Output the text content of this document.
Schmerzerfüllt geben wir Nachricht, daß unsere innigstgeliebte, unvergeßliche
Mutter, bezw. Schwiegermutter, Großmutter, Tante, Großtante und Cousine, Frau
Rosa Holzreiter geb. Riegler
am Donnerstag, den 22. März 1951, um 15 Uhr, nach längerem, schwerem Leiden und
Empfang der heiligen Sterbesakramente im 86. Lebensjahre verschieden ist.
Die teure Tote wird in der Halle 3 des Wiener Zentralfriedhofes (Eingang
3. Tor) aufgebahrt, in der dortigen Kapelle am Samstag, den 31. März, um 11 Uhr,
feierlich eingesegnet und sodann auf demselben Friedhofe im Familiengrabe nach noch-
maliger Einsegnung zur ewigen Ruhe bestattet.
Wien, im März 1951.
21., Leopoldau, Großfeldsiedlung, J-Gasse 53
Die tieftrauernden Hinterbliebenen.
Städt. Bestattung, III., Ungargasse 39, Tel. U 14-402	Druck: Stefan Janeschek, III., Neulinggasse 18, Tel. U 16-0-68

☆ ☆ ☆ ☆

## Exercise goal
Copy each line above that contains the word "März".

## Written solution
am Donnerstag, den 22. März 1951, um 15 Uhr, nach längerem, schwerem Leiden und
3. Tor) aufgebahrt, in der dortigen Kapelle am Samstag, den 31. März, um 11 Uhr,
Wien, im März 1951.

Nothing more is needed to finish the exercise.